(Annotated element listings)
=-=-=

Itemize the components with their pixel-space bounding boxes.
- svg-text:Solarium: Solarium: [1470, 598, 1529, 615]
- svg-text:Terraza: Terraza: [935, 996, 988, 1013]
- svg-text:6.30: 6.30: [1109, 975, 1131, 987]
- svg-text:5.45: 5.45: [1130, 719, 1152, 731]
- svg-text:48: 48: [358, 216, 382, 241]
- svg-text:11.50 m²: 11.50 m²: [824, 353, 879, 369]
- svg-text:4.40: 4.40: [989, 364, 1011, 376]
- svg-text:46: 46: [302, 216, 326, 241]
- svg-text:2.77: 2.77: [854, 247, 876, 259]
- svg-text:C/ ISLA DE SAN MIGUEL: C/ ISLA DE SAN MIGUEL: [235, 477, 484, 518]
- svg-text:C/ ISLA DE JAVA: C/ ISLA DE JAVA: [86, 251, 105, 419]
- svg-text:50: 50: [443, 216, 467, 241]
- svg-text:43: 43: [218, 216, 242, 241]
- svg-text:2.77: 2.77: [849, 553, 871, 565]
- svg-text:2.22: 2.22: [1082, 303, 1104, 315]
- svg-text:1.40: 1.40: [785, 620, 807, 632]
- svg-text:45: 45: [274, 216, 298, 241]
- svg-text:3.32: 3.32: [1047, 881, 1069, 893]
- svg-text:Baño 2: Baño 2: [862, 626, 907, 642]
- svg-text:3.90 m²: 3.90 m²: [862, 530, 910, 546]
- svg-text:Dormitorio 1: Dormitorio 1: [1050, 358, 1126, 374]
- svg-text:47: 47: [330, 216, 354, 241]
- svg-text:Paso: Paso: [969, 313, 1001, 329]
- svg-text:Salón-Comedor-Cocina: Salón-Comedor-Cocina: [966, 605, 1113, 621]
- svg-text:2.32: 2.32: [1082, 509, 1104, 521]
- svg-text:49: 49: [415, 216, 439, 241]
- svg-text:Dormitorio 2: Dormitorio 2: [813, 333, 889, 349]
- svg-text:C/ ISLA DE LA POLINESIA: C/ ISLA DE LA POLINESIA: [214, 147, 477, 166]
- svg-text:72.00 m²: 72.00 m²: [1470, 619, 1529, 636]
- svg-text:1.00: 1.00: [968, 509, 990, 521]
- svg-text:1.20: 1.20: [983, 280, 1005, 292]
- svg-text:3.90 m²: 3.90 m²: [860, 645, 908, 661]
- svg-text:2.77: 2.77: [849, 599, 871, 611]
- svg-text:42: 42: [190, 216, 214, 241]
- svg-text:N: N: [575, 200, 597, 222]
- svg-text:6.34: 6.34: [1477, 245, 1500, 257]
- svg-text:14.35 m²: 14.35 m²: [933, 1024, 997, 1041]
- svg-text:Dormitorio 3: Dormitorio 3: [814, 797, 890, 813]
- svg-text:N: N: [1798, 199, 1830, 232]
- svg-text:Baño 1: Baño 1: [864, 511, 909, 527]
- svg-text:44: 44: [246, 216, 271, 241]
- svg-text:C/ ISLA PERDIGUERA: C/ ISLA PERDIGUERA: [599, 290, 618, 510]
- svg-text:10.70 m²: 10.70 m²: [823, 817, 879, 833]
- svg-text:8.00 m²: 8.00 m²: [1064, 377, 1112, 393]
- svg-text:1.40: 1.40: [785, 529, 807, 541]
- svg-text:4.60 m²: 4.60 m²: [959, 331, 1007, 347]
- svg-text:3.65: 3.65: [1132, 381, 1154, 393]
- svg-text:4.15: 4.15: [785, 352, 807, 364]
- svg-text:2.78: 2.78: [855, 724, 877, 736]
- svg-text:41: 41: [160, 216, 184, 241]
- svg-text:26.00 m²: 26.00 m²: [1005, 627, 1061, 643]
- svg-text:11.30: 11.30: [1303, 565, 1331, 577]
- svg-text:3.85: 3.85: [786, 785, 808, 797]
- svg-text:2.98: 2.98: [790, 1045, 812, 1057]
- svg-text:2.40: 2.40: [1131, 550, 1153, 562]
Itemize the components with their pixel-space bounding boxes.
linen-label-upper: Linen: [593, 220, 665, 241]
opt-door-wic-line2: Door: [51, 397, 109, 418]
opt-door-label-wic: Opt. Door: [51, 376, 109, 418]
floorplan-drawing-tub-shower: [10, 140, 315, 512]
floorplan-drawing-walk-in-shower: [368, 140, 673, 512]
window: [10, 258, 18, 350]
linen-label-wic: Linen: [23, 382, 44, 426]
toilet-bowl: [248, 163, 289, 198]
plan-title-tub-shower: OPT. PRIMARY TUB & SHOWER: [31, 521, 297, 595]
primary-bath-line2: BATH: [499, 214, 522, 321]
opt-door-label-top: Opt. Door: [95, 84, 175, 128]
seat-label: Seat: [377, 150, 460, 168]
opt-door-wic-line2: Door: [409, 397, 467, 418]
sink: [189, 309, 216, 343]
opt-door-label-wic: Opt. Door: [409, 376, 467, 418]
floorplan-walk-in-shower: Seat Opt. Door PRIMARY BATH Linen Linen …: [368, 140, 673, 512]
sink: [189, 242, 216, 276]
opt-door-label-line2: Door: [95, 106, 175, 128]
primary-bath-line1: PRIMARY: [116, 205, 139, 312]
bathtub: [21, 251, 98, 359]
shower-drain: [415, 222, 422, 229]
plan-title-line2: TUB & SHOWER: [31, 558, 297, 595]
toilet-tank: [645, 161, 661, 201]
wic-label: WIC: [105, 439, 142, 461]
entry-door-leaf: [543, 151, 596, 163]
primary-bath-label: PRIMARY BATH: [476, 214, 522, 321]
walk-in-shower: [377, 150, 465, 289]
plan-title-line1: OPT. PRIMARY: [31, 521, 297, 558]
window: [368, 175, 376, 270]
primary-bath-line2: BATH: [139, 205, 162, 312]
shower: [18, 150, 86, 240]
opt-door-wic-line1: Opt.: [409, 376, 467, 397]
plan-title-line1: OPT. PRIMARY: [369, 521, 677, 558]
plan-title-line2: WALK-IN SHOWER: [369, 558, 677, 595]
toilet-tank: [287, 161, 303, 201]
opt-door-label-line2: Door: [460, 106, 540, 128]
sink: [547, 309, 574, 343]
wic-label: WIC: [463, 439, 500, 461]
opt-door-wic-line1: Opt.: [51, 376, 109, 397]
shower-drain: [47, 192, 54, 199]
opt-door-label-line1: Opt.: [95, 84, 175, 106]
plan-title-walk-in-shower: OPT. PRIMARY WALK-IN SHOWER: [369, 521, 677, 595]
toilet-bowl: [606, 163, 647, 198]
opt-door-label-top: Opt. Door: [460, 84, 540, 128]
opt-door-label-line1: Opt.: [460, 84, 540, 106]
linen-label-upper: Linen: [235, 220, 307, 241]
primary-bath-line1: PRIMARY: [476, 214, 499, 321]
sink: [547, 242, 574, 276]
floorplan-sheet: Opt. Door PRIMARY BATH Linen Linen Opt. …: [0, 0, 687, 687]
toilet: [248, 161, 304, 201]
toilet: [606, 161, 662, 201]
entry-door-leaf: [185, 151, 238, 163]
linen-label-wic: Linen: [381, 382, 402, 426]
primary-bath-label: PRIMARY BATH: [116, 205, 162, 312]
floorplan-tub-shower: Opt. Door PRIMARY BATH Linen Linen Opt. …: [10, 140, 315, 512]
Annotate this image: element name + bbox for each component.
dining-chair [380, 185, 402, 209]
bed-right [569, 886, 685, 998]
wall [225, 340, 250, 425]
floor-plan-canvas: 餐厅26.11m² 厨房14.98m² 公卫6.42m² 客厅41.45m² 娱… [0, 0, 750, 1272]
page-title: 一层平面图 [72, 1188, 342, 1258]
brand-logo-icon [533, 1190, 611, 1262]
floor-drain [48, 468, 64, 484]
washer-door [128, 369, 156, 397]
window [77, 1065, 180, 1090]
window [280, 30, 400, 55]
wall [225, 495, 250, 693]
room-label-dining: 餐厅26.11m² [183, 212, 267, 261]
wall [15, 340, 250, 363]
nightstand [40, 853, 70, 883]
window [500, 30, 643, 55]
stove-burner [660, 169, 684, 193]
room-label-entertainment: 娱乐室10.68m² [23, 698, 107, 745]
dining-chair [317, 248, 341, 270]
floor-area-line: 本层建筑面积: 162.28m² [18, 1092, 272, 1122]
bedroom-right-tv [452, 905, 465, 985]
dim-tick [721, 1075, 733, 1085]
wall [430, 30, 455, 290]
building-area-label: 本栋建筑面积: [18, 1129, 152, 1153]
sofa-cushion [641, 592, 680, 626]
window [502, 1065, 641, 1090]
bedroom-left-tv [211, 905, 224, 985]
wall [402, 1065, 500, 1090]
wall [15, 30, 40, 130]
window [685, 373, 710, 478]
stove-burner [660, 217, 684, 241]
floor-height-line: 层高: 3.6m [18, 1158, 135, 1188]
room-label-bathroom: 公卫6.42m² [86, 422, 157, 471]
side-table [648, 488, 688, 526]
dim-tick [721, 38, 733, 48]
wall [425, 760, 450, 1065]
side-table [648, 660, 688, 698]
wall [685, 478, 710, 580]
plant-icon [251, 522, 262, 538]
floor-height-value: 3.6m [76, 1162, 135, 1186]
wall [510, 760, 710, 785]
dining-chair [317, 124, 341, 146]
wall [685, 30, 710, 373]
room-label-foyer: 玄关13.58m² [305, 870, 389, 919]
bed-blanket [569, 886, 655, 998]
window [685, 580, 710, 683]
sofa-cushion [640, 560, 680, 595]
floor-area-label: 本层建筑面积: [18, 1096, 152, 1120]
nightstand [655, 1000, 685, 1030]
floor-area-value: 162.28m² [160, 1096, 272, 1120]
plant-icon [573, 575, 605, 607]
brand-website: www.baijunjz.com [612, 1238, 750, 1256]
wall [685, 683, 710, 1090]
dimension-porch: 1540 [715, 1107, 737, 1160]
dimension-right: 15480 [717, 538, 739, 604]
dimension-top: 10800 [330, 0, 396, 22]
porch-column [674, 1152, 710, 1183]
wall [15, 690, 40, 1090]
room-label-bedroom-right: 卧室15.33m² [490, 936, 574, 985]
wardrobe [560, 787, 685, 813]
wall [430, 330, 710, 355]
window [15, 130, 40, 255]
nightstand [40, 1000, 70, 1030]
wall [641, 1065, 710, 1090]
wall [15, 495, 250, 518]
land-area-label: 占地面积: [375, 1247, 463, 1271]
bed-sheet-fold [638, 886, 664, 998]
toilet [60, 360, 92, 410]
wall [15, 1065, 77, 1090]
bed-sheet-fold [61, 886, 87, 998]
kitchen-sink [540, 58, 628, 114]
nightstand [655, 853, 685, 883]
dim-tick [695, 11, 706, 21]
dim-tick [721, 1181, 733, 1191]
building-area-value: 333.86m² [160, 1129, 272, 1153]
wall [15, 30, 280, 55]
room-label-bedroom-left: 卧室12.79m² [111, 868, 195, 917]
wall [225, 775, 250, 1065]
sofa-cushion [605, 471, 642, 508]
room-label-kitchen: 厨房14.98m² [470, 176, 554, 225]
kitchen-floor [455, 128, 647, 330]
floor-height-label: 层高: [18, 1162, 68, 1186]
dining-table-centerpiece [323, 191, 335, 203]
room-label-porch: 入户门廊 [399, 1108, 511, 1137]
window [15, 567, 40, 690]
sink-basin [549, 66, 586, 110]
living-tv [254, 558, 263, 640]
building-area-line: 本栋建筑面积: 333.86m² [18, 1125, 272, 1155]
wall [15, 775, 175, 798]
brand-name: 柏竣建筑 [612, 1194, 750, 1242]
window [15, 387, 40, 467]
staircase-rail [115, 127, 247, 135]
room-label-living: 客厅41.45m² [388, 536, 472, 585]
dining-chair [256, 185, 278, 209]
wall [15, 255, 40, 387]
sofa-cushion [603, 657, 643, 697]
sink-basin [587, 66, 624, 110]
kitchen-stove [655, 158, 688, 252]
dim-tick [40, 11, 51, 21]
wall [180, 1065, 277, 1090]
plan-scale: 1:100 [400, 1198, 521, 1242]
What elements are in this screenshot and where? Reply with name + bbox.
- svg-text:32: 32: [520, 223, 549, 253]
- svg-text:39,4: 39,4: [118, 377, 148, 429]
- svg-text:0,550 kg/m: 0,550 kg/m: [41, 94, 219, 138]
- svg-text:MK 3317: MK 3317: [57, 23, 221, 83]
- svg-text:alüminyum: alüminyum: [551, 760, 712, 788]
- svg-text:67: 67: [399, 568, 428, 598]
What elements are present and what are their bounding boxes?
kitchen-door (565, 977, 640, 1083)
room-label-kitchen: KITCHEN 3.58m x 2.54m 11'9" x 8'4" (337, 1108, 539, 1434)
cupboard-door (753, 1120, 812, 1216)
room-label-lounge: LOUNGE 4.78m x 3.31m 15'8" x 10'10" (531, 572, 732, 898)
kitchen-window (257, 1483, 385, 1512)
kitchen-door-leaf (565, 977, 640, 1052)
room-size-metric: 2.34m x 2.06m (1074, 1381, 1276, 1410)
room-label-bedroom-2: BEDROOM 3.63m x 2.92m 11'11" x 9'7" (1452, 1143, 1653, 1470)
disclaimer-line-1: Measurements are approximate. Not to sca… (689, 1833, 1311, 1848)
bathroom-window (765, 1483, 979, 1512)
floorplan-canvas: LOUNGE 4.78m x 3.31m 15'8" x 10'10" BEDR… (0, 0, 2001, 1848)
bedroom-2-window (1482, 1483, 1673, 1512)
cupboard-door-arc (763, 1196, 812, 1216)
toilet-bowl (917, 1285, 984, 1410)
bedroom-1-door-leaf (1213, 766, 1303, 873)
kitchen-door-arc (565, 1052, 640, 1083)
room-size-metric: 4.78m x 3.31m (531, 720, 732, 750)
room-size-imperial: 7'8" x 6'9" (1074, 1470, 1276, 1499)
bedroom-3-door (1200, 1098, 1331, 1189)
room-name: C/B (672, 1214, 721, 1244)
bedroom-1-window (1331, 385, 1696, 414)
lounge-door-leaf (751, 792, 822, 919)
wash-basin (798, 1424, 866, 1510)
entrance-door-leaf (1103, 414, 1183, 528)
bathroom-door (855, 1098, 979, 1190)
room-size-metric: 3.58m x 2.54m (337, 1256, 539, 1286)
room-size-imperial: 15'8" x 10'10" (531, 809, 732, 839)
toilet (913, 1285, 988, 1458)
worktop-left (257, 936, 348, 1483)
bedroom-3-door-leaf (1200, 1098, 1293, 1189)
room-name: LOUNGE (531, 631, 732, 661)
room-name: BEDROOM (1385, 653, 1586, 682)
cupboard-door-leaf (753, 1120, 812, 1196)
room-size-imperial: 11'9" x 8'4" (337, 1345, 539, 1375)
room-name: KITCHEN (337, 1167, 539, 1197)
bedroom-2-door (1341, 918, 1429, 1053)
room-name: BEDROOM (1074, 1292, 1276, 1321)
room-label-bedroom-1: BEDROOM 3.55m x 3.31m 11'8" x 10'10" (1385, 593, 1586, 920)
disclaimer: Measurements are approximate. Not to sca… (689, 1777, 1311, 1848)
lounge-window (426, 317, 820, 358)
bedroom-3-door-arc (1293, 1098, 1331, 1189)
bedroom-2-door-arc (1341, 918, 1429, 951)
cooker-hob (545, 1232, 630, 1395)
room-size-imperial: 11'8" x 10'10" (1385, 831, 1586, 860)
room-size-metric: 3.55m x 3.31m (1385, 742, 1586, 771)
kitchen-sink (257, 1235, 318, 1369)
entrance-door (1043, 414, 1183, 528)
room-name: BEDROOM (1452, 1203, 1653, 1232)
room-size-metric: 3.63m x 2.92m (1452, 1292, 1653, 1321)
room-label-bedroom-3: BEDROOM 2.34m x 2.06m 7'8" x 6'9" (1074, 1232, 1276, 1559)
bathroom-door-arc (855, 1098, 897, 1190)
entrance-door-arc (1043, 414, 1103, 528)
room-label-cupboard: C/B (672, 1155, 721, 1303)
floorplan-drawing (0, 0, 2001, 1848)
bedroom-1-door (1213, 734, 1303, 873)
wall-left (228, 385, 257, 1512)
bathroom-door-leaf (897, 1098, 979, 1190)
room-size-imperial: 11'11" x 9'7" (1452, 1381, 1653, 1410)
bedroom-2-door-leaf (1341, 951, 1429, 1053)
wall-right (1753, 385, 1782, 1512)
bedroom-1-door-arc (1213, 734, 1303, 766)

=-=-=

Written request => Can you turn the data into a numbered list, starting with its very first line and going on through the line that contains "- svg-text:C/ ISLA DE SAN", with blank lines left out?

Result for this exercise =>
1. Itemize the components with their pixel-space bounding boxes.
2. - svg-text:Solarium: Solarium: [1470, 598, 1529, 615]
3. - svg-text:Terraza: Terraza: [935, 996, 988, 1013]
4. - svg-text:6.30: 6.30: [1109, 975, 1131, 987]
5. - svg-text:5.45: 5.45: [1130, 719, 1152, 731]
6. - svg-text:48: 48: [358, 216, 382, 241]
7. - svg-text:11.50 m²: 11.50 m²: [824, 353, 879, 369]
8. - svg-text:4.40: 4.40: [989, 364, 1011, 376]
9. - svg-text:46: 46: [302, 216, 326, 241]
10. - svg-text:2.77: 2.77: [854, 247, 876, 259]
11. - svg-text:C/ ISLA DE SAN MIGUEL: C/ ISLA DE SAN MIGUEL: [235, 477, 484, 518]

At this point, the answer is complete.